Lukis (Coyne): I don't know if anybody necessarily owns it. The best idea wins the day. The lead agency, the one that should direct the others, is the one that formulates the best strategy and ideas.
Sample (Emanate): We have to educate our teams more on the other disciplines. Our people don't understand enough about what the different disciplines do best and how they should be measured to quantify success.
We need to diversify our employee populations by having people from other disciplines join our agencies. We don't just need PR majors, but people who really learned marketing. Perhaps we can do some exchange programs with other agencies. Somehow, though, we've got to get our people a lot smarter about the other disciplines, what the potential is, and where they work best.
Dinwoodie (JetBlue): Sometimes there is a part of the strategy that is above the head and below the knees of the people who are actually doing the work. It's important we put ourselves into the right mindset and understand a bigger piece of this, but it's hard because many times that information is held so close, though it really is part of what we need to understand so we can do our jobs better.
It's a fine balance, but people need to understand not only the discipline of the work, but also the discipline of the company and everything that goes into making it so.
Carter (BBDO): We have to get away from owning. No one has a right to anything and never more so than today. Even if the ad agency is the lead, the strategy has to think about culture, the business situation, all the influences, all the targets, not just consumers. You need very sophisticated brand thinkers.
Moreover, to be the lead agency, the role you really want is that of the architect. The architect is the visionary. Our clients want strategic visionaries and it doesn't need to be from a particular agency. It's about big talent.
Ad agencies always tended to do it because they are highly creative, highly strategic, and our brand stories are very visible, creative, and engaging, but it doesn't mean it's us alone. Everyone should have that as the goal.
Kaplow (Kaplow): It's really about understanding the brand's story. Sometimes it's living with the CEO or the CMO and really hearing the vision for what is directing that company. Whichever discipline has that relationship and is able to get closest to that vision will be leading that storytelling.
After that, we need to collaborate. It can't be about owning, but rather about building on ideas. When a group of agencies leave a room with that great idea, nobody remembers where it started. We must not feel a sense of ego around that and I don't think we do as an industry. We're very good at working together.
Marchesi (Fleishman): It also very much depends on the personality and philosophy of the client, because the CMO is often the one who owns the brand strategy and there are different types of CMOs. Some are very traditional and will never work with a PR firm being the architect, the general contractor, or anything.
However, there is a whole new breed of CMO that is more open-minded. They have a broader experience base. They didn't just come up on one track. They have had more experience, perhaps even in PR. They are much more receptive to ideas that come from a lot of different places. They have a willingness to take that chance, even build that trusting relationship, so that PR person can potentially sit at the head of that table.
Team spirit
Fidelzeid (PRWeek): How do you foster true collaboration among all the disciplines?
Carter (BBDO): I've spent a lot of time constructing the best process. When BBDO has been made lead agency, we very carefully wanted to offer the client collaboration, influence, and decisiveness, but collaboration can lead to chaos. So we thought very hard about how we could avoid that and create a process that isn't about any one discipline.

* _SET OF TASKS_
a - In the roundtable discussion on agency collaboration, what role does Carter of BBDO say a lead agency really wants?
b - Return the roundtable discussion on agency collaboration word for word, between "Moreover, to be" and "about big talent.", inclusive.
c - Continue the roundtable discussion on agency collaboration, beginning right after its final sentence.

* _INFORMATION SUPPLIED_
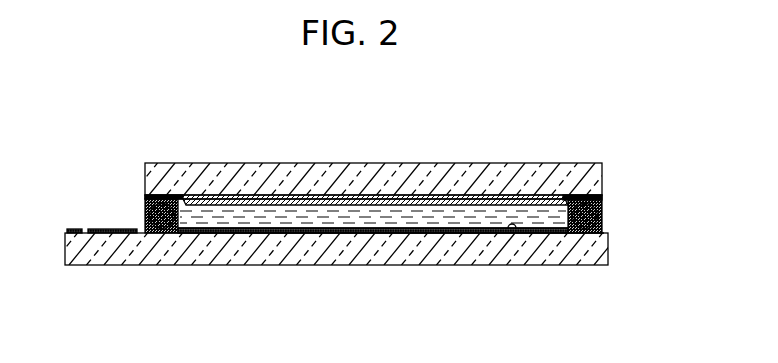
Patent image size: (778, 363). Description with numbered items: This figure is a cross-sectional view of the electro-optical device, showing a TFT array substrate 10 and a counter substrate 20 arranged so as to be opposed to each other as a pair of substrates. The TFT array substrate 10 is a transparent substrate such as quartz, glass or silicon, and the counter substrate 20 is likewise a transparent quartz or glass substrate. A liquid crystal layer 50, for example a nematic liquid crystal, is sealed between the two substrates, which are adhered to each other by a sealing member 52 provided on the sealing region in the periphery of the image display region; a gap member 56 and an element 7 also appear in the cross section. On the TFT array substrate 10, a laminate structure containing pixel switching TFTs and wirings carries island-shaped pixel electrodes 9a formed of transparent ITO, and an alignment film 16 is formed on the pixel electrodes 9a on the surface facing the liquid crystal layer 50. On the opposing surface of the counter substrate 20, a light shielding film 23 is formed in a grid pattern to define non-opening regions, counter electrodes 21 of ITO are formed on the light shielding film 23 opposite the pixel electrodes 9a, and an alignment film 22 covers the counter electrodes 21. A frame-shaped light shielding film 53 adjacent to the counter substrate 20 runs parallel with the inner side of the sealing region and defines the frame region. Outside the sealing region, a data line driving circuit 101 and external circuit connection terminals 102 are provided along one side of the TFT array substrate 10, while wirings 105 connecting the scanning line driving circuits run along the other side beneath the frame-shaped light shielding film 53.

* _EXPECTED RESPONSES_
a - The role of the architect, the visionary.

b -
Moreover, to be the lead agency, the role you really want is that of the architect. The architect is the visionary. Our clients want strategic visionaries and it doesn't need to be from a particular agency. It's about big talent.

c -
BBDO has created a great tool called the workout, which we do both strategically and creatively. You get all of the disciplines in the room to work on a strategy together. You ask everybody to bring the idea. You don't wait for one discipline to lead with the idea. So what's the strategy? We as the ad agency, PR, our client, the direct marketing agency, and the digital agency would all come and work through it together for one day, two days, maybe three.
Everyone has an equal chance and we've had big ideas come from all of the agencies. Once that's in place, the ad agency will execute its piece of the pie, the PR firm will do likewise, and so on. That's collaboration in action. The worst thing is, for example, for me to get a press release from PR and then be told to create a TV commercial. That's not the way it should work.
Sample (Emanate): You can't underestimate the importance of having a leader – and not just someone who is named the leader, but someone with the ability to lead in that instance. I can recall situations where we had a person leading who could not make the right decisions. It was completely chaotic.
You need to appoint a leader who really has the tools to do so. We need to get our people prepared to lead and be decision-makers so that PR can get appointed the head on these projects.
Carter (BBDO): No matter where you work, you need people who have an appetite for ideas and creativity, not just their discipline. Simply coming in with the right attitude can get you a long way.
Not everyone has the experience in integrating communications, but people who are genuinely curious about other disciplines are often the ones who come up with great ideas. Teaching people about all the other disciplines just makes their own ideas better.
Healy (Prolific): Any time we get the opportunity to sit down in those meetings initially, we bring a unique mobile perspective to the table. When we are asked to bring that big idea, it definitely helps the conversation move forward.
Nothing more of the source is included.